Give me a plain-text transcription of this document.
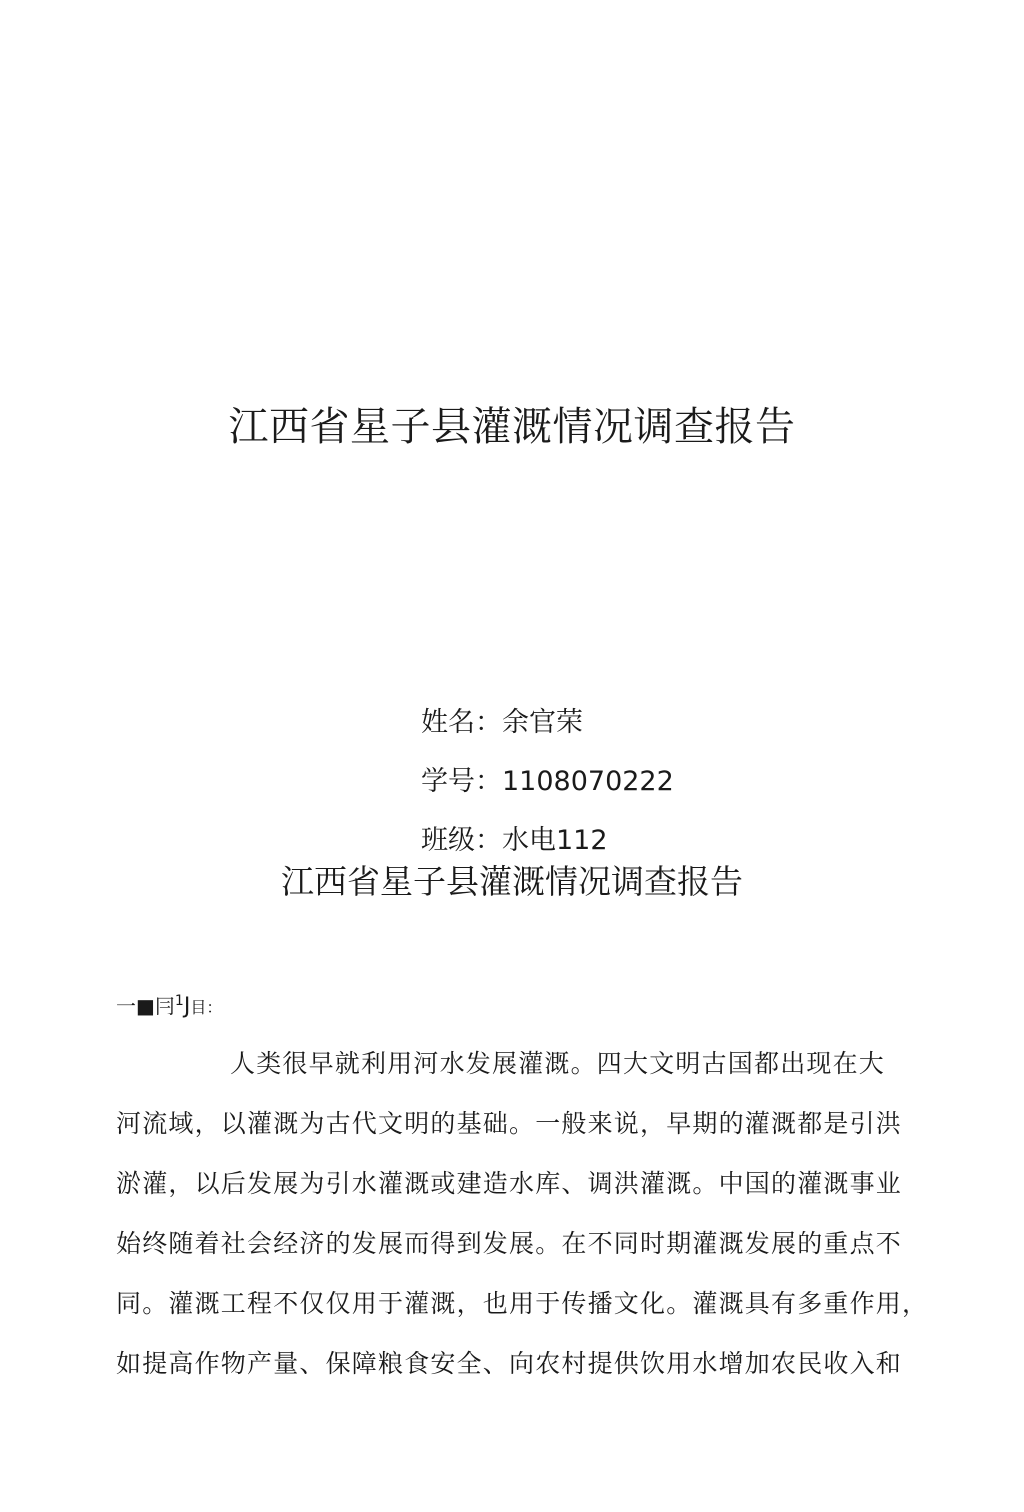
江西省星子县灌溉情况调查报告
姓名：余官荣
学号：1108070222
班级：水电112
江西省星子县灌溉情况调查报告
一■冃$^1$J目：
人类很早就利用河水发展灌溉。四大文明古国都出现在大
河流域，以灌溉为古代文明的基础。一般来说，早期的灌溉都是引洪
淤灌，以后发展为引水灌溉或建造水库、调洪灌溉。中国的灌溉事业
始终随着社会经济的发展而得到发展。在不同时期灌溉发展的重点不
同。灌溉工程不仅仅用于灌溉，也用于传播文化。灌溉具有多重作用，
如提高作物产量、保障粮食安全、向农村提供饮用水增加农民收入和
☆ ☆ ☆ ☆ ☆
Exclude the pictures, and transcribe all of the material exactly.

Give me a plain-text transcription of this document.
江西省星子县灌溉情况调查报告
姓名：余官荣
学号：1108070222
班级：水电112
江西省星子县灌溉情况调查报告
一■冃$^1$J目：
人类很早就利用河水发展灌溉。四大文明古国都出现在大
河流域，以灌溉为古代文明的基础。一般来说，早期的灌溉都是引洪
淤灌，以后发展为引水灌溉或建造水库、调洪灌溉。中国的灌溉事业
始终随着社会经济的发展而得到发展。在不同时期灌溉发展的重点不
同。灌溉工程不仅仅用于灌溉，也用于传播文化。灌溉具有多重作用，
如提高作物产量、保障粮食安全、向农村提供饮用水增加农民收入和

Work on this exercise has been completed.